*Records from a dataset*:
######

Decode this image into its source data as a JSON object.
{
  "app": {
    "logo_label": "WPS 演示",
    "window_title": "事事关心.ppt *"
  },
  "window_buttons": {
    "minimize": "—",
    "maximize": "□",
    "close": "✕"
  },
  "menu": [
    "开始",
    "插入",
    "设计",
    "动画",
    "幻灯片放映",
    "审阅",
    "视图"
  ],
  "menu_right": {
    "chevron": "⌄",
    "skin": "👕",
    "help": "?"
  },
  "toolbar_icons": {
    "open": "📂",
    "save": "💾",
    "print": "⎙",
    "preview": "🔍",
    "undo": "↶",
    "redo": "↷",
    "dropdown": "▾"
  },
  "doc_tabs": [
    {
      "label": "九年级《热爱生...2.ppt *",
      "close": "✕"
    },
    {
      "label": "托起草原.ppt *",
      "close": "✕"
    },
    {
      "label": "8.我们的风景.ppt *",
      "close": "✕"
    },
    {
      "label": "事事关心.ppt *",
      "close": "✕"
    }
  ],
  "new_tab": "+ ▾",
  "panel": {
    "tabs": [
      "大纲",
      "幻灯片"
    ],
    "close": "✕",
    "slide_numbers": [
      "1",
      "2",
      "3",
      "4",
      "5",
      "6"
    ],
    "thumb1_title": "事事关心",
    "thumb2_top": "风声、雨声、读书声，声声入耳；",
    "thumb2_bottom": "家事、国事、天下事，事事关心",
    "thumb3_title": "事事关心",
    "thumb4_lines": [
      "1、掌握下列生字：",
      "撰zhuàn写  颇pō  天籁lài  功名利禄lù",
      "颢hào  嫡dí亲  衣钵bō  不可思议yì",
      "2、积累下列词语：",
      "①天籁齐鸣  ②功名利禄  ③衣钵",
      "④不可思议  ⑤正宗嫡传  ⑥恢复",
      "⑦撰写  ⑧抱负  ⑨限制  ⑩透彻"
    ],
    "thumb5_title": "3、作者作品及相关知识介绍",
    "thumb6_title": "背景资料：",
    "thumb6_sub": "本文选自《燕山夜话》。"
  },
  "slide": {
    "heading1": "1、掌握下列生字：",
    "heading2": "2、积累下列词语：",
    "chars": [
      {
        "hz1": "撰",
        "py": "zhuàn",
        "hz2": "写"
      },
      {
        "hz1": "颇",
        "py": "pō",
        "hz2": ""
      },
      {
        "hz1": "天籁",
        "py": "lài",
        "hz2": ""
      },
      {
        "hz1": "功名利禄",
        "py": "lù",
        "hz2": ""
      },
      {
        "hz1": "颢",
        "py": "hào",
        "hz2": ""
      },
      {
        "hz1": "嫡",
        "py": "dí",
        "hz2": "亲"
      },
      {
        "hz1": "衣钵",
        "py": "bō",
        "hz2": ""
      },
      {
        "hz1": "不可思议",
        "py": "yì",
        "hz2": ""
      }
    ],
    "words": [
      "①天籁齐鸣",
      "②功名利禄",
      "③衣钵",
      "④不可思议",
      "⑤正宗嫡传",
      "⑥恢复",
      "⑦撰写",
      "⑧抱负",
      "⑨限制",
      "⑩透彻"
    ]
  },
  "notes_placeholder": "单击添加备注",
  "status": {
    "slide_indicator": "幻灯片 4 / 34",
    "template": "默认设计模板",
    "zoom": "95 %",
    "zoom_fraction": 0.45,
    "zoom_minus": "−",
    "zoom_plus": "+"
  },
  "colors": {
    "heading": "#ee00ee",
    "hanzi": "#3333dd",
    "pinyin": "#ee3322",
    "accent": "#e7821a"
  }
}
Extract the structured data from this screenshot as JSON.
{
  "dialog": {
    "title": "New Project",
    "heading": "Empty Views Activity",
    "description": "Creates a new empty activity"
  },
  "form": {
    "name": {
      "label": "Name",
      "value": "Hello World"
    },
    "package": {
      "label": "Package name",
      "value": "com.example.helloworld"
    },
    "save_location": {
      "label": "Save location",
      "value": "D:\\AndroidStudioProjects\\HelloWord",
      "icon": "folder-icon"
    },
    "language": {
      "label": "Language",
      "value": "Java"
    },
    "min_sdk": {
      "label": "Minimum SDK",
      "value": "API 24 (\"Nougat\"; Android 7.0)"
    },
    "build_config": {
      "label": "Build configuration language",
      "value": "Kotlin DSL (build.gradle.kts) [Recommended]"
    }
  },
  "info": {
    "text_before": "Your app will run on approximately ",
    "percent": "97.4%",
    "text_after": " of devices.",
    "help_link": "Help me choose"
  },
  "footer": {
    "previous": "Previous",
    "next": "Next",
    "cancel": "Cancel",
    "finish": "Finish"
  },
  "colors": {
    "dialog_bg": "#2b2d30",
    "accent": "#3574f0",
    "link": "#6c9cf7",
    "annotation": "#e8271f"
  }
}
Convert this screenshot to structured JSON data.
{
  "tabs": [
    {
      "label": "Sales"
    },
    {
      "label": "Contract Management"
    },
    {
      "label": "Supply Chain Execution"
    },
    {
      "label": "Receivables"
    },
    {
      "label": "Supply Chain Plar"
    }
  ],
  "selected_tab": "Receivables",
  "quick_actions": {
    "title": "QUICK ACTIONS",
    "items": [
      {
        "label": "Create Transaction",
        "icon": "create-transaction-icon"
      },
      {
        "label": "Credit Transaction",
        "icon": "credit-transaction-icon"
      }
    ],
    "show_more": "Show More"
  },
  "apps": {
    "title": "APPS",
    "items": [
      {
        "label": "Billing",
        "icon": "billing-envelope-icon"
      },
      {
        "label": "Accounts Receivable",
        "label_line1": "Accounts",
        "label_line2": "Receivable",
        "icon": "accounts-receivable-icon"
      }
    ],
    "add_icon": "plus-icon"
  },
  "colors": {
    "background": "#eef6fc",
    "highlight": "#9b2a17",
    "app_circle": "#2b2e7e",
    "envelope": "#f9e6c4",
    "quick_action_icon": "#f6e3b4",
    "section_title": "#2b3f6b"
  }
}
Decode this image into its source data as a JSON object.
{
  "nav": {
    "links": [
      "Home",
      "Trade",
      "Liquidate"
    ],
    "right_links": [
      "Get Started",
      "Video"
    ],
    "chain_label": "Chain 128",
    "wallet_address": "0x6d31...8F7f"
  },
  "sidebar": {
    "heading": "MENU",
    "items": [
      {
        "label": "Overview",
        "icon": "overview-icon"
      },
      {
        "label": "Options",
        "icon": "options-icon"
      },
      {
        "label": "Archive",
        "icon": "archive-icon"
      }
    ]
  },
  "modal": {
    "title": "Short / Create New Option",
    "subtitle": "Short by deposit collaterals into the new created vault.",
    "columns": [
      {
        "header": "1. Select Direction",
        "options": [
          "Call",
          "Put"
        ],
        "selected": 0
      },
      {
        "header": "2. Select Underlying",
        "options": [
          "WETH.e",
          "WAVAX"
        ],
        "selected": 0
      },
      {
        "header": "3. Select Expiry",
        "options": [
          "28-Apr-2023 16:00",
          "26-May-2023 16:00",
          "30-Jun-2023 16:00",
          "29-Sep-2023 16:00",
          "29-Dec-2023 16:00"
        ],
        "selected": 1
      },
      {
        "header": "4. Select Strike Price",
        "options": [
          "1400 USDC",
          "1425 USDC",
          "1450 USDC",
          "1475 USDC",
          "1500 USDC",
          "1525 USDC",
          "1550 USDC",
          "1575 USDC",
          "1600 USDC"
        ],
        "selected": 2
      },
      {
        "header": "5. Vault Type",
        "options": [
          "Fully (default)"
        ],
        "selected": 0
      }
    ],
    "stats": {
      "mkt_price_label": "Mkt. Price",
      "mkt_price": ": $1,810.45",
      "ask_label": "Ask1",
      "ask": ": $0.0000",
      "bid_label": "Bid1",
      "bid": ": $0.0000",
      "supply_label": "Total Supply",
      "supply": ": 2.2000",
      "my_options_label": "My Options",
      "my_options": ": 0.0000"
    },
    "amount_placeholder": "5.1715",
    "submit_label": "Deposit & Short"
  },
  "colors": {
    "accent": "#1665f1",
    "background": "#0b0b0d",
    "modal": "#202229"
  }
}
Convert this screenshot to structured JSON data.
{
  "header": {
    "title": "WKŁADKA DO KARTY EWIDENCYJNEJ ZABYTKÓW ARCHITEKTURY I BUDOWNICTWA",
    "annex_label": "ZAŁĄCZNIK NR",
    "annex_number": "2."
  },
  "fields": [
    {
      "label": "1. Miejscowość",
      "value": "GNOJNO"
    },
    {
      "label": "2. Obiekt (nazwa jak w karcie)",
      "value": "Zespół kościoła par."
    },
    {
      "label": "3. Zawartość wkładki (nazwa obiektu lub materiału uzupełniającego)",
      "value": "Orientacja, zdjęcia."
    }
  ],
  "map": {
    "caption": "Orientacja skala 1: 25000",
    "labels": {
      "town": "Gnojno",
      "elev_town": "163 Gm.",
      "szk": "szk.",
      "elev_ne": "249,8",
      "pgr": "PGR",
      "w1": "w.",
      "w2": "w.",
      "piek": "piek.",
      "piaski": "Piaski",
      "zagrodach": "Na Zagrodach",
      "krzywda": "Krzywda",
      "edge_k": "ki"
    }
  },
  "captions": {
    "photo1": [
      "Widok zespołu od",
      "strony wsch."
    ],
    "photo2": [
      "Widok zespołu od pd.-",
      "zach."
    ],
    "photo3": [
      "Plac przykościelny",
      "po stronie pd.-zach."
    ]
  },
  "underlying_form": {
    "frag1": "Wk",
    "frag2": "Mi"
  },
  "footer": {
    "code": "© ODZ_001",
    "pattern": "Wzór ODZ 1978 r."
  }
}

######

Where a line of the material above holds the string "zespołu", copy that line.

      "Widok zespołu od",
      "Widok zespołu od pd.-",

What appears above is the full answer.